*YOUR TASK:*
Extract each record and reproduce it exactly.

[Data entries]
■ ■ ■ ■ ■ ■ ■

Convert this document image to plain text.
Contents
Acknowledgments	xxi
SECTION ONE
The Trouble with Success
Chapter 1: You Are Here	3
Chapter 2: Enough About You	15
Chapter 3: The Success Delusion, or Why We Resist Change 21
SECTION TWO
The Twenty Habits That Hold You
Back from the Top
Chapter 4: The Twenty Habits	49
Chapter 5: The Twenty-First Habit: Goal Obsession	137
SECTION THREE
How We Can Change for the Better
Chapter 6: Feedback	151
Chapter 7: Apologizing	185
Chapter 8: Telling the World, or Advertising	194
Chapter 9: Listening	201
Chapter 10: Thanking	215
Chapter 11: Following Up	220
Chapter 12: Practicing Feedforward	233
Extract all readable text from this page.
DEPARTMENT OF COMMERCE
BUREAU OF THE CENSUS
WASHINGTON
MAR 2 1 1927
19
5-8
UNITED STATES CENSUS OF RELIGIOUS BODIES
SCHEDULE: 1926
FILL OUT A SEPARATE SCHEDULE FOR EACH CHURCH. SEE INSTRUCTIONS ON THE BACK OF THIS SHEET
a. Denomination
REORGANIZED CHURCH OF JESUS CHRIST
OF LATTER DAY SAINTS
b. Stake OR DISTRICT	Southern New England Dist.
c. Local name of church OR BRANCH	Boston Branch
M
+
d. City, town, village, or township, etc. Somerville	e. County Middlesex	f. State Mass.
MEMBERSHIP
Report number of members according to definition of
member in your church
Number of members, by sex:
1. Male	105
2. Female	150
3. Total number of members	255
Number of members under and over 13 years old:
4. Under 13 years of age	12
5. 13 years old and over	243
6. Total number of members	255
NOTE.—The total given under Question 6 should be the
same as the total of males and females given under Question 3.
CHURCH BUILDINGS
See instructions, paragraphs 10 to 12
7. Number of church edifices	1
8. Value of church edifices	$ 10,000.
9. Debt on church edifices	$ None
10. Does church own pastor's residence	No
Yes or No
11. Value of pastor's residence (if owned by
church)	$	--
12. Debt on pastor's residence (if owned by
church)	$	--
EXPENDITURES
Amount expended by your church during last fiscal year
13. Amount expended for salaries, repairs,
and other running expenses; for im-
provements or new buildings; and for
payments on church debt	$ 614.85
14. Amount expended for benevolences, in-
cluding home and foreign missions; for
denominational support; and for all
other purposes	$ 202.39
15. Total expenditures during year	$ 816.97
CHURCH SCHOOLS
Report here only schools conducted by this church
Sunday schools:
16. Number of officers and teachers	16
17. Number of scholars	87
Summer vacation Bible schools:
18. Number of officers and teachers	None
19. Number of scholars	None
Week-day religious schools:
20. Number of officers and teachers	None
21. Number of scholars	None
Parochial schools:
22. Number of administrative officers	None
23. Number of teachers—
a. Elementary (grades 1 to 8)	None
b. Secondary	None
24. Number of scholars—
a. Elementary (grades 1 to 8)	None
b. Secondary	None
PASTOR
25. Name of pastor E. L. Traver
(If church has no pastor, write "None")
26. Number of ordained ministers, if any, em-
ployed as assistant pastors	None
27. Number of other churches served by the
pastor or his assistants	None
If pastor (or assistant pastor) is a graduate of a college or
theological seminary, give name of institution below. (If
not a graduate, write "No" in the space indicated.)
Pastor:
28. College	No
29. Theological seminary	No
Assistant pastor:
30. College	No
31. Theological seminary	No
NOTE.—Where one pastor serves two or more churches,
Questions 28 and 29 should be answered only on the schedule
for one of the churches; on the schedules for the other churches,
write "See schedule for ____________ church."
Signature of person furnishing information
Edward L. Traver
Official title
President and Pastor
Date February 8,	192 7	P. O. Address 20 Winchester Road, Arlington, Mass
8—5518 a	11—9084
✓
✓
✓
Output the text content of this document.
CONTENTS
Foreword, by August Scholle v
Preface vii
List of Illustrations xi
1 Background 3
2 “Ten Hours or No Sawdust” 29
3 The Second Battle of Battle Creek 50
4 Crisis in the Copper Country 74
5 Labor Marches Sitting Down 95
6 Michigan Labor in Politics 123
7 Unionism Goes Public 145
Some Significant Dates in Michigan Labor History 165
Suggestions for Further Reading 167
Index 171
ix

■ ■ ■ ■ ■ ■ ■

*EXPECTED ANSWER:*
Convert this document image to plain text.
Contents
Acknowledgments	xxi
SECTION ONE
The Trouble with Success
Chapter 1: You Are Here	3
Chapter 2: Enough About You	15
Chapter 3: The Success Delusion, or Why We Resist Change 21
SECTION TWO
The Twenty Habits That Hold You
Back from the Top
Chapter 4: The Twenty Habits	49
Chapter 5: The Twenty-First Habit: Goal Obsession	137
SECTION THREE
How We Can Change for the Better
Chapter 6: Feedback	151
Chapter 7: Apologizing	185
Chapter 8: Telling the World, or Advertising	194
Chapter 9: Listening	201
Chapter 10: Thanking	215
Chapter 11: Following Up	220
Chapter 12: Practicing Feedforward	233
Extract all readable text from this page.
DEPARTMENT OF COMMERCE
BUREAU OF THE CENSUS
WASHINGTON
MAR 2 1 1927
19
5-8
UNITED STATES CENSUS OF RELIGIOUS BODIES
SCHEDULE: 1926
FILL OUT A SEPARATE SCHEDULE FOR EACH CHURCH. SEE INSTRUCTIONS ON THE BACK OF THIS SHEET
a. Denomination
REORGANIZED CHURCH OF JESUS CHRIST
OF LATTER DAY SAINTS
b. Stake OR DISTRICT	Southern New England Dist.
c. Local name of church OR BRANCH	Boston Branch
M
+
d. City, town, village, or township, etc. Somerville	e. County Middlesex	f. State Mass.
MEMBERSHIP
Report number of members according to definition of
member in your church
Number of members, by sex:
1. Male	105
2. Female	150
3. Total number of members	255
Number of members under and over 13 years old:
4. Under 13 years of age	12
5. 13 years old and over	243
6. Total number of members	255
NOTE.—The total given under Question 6 should be the
same as the total of males and females given under Question 3.
CHURCH BUILDINGS
See instructions, paragraphs 10 to 12
7. Number of church edifices	1
8. Value of church edifices	$ 10,000.
9. Debt on church edifices	$ None
10. Does church own pastor's residence	No
Yes or No
11. Value of pastor's residence (if owned by
church)	$	--
12. Debt on pastor's residence (if owned by
church)	$	--
EXPENDITURES
Amount expended by your church during last fiscal year
13. Amount expended for salaries, repairs,
and other running expenses; for im-
provements or new buildings; and for
payments on church debt	$ 614.85
14. Amount expended for benevolences, in-
cluding home and foreign missions; for
denominational support; and for all
other purposes	$ 202.39
15. Total expenditures during year	$ 816.97
CHURCH SCHOOLS
Report here only schools conducted by this church
Sunday schools:
16. Number of officers and teachers	16
17. Number of scholars	87
Summer vacation Bible schools:
18. Number of officers and teachers	None
19. Number of scholars	None
Week-day religious schools:
20. Number of officers and teachers	None
21. Number of scholars	None
Parochial schools:
22. Number of administrative officers	None
23. Number of teachers—
a. Elementary (grades 1 to 8)	None
b. Secondary	None
24. Number of scholars—
a. Elementary (grades 1 to 8)	None
b. Secondary	None
PASTOR
25. Name of pastor E. L. Traver
(If church has no pastor, write "None")
26. Number of ordained ministers, if any, em-
ployed as assistant pastors	None
27. Number of other churches served by the
pastor or his assistants	None
If pastor (or assistant pastor) is a graduate of a college or
theological seminary, give name of institution below. (If
not a graduate, write "No" in the space indicated.)
Pastor:
28. College	No
29. Theological seminary	No
Assistant pastor:
30. College	No
31. Theological seminary	No
NOTE.—Where one pastor serves two or more churches,
Questions 28 and 29 should be answered only on the schedule
for one of the churches; on the schedules for the other churches,
write "See schedule for ____________ church."
Signature of person furnishing information
Edward L. Traver
Official title
President and Pastor
Date February 8,	192 7	P. O. Address 20 Winchester Road, Arlington, Mass
8—5518 a	11—9084
✓
✓
✓
Output the text content of this document.
CONTENTS
Foreword, by August Scholle v
Preface vii
List of Illustrations xi
1 Background 3
2 “Ten Hours or No Sawdust” 29
3 The Second Battle of Battle Creek 50
4 Crisis in the Copper Country 74
5 Labor Marches Sitting Down 95
6 Michigan Labor in Politics 123
7 Unionism Goes Public 145
Some Significant Dates in Michigan Labor History 165
Suggestions for Further Reading 167
Index 171
ix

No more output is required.